━━━ RECORDS SHOWN ━━━

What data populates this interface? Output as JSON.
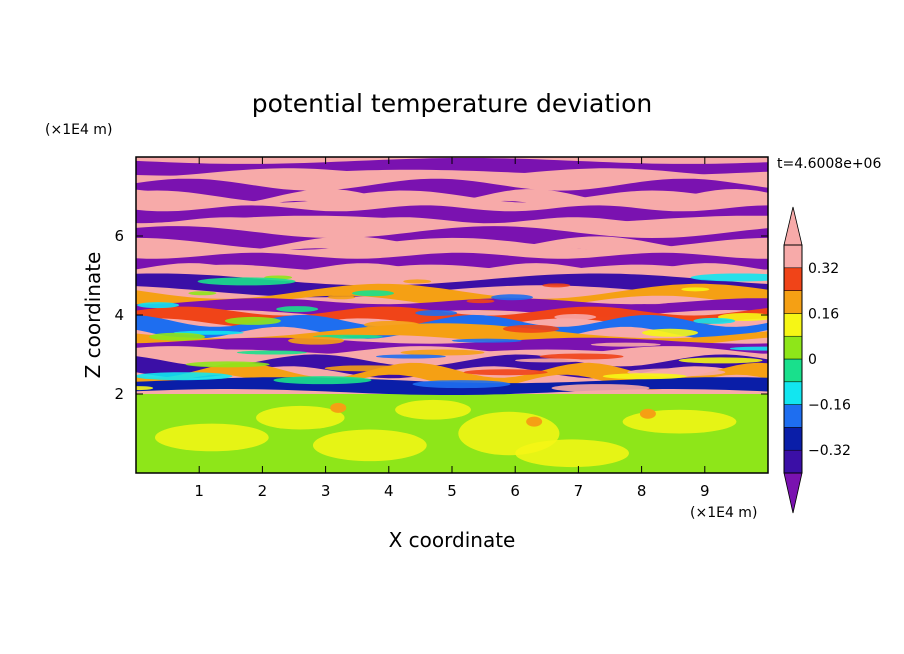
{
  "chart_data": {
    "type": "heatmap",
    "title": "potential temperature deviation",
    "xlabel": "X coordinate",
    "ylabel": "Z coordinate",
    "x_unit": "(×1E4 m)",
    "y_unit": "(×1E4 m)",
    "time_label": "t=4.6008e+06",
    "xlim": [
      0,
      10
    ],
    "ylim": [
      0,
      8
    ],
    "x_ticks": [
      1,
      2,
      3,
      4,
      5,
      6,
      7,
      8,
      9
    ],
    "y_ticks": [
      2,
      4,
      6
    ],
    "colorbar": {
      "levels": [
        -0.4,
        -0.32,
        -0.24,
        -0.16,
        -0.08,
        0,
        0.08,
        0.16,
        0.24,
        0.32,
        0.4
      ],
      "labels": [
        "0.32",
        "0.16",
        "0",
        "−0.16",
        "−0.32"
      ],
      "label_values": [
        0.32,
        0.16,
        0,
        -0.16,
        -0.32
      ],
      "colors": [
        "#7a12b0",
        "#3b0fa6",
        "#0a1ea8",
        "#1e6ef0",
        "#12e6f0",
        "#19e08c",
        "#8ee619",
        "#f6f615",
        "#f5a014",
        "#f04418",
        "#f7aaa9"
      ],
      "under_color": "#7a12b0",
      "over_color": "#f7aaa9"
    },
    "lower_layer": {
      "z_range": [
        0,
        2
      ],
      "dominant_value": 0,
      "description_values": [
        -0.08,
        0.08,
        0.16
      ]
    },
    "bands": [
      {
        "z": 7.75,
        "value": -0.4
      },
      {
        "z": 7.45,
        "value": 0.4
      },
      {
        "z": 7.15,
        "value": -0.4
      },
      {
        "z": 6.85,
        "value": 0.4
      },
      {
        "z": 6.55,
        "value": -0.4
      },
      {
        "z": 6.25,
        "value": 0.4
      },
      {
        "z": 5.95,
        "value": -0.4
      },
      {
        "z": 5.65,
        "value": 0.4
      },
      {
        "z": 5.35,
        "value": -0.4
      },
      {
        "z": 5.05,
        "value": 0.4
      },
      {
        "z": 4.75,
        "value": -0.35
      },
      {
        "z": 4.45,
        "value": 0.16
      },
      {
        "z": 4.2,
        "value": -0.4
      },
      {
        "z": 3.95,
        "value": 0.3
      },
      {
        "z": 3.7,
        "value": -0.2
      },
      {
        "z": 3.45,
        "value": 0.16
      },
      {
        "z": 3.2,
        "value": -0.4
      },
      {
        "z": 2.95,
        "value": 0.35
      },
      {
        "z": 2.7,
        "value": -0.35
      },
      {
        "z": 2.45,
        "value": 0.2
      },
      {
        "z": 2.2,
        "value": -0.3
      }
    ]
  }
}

━━━

■ WRITTEN REQUEST ■
Working from the lines above, reproduce the material exactly and exclude its pictures.

■ EXERCISE OUTPUT ■
What data populates this interface? Output as JSON.
{
  "chart_data": {
    "type": "heatmap",
    "title": "potential temperature deviation",
    "xlabel": "X coordinate",
    "ylabel": "Z coordinate",
    "x_unit": "(×1E4 m)",
    "y_unit": "(×1E4 m)",
    "time_label": "t=4.6008e+06",
    "xlim": [
      0,
      10
    ],
    "ylim": [
      0,
      8
    ],
    "x_ticks": [
      1,
      2,
      3,
      4,
      5,
      6,
      7,
      8,
      9
    ],
    "y_ticks": [
      2,
      4,
      6
    ],
    "colorbar": {
      "levels": [
        -0.4,
        -0.32,
        -0.24,
        -0.16,
        -0.08,
        0,
        0.08,
        0.16,
        0.24,
        0.32,
        0.4
      ],
      "labels": [
        "0.32",
        "0.16",
        "0",
        "−0.16",
        "−0.32"
      ],
      "label_values": [
        0.32,
        0.16,
        0,
        -0.16,
        -0.32
      ],
      "colors": [
        "#7a12b0",
        "#3b0fa6",
        "#0a1ea8",
        "#1e6ef0",
        "#12e6f0",
        "#19e08c",
        "#8ee619",
        "#f6f615",
        "#f5a014",
        "#f04418",
        "#f7aaa9"
      ],
      "under_color": "#7a12b0",
      "over_color": "#f7aaa9"
    },
    "lower_layer": {
      "z_range": [
        0,
        2
      ],
      "dominant_value": 0,
      "description_values": [
        -0.08,
        0.08,
        0.16
      ]
    },
    "bands": [
      {
        "z": 7.75,
        "value": -0.4
      },
      {
        "z": 7.45,
        "value": 0.4
      },
      {
        "z": 7.15,
        "value": -0.4
      },
      {
        "z": 6.85,
        "value": 0.4
      },
      {
        "z": 6.55,
        "value": -0.4
      },
      {
        "z": 6.25,
        "value": 0.4
      },
      {
        "z": 5.95,
        "value": -0.4
      },
      {
        "z": 5.65,
        "value": 0.4
      },
      {
        "z": 5.35,
        "value": -0.4
      },
      {
        "z": 5.05,
        "value": 0.4
      },
      {
        "z": 4.75,
        "value": -0.35
      },
      {
        "z": 4.45,
        "value": 0.16
      },
      {
        "z": 4.2,
        "value": -0.4
      },
      {
        "z": 3.95,
        "value": 0.3
      },
      {
        "z": 3.7,
        "value": -0.2
      },
      {
        "z": 3.45,
        "value": 0.16
      },
      {
        "z": 3.2,
        "value": -0.4
      },
      {
        "z": 2.95,
        "value": 0.35
      },
      {
        "z": 2.7,
        "value": -0.35
      },
      {
        "z": 2.45,
        "value": 0.2
      },
      {
        "z": 2.2,
        "value": -0.3
      }
    ]
  }
}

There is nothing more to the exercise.